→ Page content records

■ ■ ■ ■ ■

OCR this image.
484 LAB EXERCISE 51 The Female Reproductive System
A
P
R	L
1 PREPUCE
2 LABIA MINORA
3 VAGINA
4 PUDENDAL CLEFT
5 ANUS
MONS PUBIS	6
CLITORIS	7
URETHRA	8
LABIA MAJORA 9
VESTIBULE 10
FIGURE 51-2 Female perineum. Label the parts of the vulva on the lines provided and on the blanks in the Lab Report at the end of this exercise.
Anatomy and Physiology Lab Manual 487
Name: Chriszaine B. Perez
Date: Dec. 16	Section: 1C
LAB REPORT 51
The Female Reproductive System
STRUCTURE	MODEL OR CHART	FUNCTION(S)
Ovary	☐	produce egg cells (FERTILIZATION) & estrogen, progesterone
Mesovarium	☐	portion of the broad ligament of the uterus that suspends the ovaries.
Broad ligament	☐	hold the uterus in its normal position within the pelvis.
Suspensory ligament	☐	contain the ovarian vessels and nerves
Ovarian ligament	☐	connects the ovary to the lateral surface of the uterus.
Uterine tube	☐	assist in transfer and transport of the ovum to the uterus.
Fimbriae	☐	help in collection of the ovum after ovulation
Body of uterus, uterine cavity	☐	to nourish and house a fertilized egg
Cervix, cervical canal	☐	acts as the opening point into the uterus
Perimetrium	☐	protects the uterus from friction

■ ■ ■ ■ ■

→ WHAT THE TASK REQUIRES
Exactly as shown above, return every record.

→ ANSWER SECTION
OCR this image.
484 LAB EXERCISE 51 The Female Reproductive System
A
P
R	L
1 PREPUCE
2 LABIA MINORA
3 VAGINA
4 PUDENDAL CLEFT
5 ANUS
MONS PUBIS	6
CLITORIS	7
URETHRA	8
LABIA MAJORA 9
VESTIBULE 10
FIGURE 51-2 Female perineum. Label the parts of the vulva on the lines provided and on the blanks in the Lab Report at the end of this exercise.
Anatomy and Physiology Lab Manual 487
Name: Chriszaine B. Perez
Date: Dec. 16	Section: 1C
LAB REPORT 51
The Female Reproductive System
STRUCTURE	MODEL OR CHART	FUNCTION(S)
Ovary	☐	produce egg cells (FERTILIZATION) & estrogen, progesterone
Mesovarium	☐	portion of the broad ligament of the uterus that suspends the ovaries.
Broad ligament	☐	hold the uterus in its normal position within the pelvis.
Suspensory ligament	☐	contain the ovarian vessels and nerves
Ovarian ligament	☐	connects the ovary to the lateral surface of the uterus.
Uterine tube	☐	assist in transfer and transport of the ovum to the uterus.
Fimbriae	☐	help in collection of the ovum after ovulation
Body of uterus, uterine cavity	☐	to nourish and house a fertilized egg
Cervix, cervical canal	☐	acts as the opening point into the uterus
Perimetrium	☐	protects the uterus from friction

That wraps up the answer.